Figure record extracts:
start

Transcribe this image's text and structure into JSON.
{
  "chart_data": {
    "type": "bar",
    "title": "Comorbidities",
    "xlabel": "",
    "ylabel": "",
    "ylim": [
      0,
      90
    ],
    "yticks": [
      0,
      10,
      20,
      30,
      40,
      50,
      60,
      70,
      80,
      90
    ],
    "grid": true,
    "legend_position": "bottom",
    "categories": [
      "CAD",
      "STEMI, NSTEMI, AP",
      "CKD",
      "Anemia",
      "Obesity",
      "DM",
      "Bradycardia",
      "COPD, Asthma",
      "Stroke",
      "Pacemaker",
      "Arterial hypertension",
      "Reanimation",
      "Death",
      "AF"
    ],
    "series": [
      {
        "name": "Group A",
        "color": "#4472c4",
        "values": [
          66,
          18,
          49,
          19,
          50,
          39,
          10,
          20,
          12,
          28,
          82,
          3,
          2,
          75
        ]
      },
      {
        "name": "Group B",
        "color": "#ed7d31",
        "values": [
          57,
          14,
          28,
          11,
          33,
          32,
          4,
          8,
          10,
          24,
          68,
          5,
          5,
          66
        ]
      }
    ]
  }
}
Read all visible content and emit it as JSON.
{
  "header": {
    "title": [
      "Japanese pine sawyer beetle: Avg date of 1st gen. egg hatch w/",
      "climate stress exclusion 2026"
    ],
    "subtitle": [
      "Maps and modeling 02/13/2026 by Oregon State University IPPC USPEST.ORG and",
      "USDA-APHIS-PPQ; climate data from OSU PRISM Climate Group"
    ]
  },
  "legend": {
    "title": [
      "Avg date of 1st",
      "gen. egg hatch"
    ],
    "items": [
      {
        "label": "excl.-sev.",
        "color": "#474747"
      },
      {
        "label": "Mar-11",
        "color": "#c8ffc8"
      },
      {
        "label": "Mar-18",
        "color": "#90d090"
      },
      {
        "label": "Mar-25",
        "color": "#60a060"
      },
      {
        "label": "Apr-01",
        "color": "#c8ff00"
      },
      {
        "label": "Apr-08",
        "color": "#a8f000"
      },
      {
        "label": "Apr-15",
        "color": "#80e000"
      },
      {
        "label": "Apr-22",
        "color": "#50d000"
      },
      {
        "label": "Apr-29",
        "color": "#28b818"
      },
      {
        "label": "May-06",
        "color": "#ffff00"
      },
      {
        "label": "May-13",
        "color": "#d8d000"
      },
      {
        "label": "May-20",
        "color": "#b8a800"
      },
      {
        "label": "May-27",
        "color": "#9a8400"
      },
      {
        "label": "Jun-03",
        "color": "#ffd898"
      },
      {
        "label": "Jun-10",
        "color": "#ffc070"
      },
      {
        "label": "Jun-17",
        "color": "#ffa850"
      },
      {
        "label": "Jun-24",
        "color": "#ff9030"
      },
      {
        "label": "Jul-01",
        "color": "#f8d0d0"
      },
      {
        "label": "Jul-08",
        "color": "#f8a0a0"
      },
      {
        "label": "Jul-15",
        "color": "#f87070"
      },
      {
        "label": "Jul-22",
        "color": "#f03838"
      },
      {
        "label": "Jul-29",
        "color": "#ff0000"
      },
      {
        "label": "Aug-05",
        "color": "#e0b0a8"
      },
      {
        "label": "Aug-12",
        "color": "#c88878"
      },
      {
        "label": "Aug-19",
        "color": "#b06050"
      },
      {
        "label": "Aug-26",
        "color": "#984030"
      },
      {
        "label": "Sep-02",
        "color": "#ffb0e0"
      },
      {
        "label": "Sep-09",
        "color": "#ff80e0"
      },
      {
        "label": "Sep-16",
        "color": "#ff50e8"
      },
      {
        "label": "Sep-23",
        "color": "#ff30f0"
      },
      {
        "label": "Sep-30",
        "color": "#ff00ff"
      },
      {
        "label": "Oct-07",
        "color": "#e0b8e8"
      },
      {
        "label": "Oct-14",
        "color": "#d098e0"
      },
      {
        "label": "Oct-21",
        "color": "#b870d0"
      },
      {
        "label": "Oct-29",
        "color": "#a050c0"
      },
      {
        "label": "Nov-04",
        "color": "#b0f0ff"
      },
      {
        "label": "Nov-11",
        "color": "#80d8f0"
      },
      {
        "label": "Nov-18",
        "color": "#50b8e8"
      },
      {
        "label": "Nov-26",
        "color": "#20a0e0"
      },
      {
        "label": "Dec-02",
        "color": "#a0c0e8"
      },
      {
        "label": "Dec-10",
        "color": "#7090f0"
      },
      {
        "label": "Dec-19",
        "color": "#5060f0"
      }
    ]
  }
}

end

● **What the exercise asks**
Gather, from the listing above, every line carrying the word "climate".

● **Solved problem**
      "climate stress exclusion 2026"
      "USDA-APHIS-PPQ; climate data from OSU PRISM Climate Group"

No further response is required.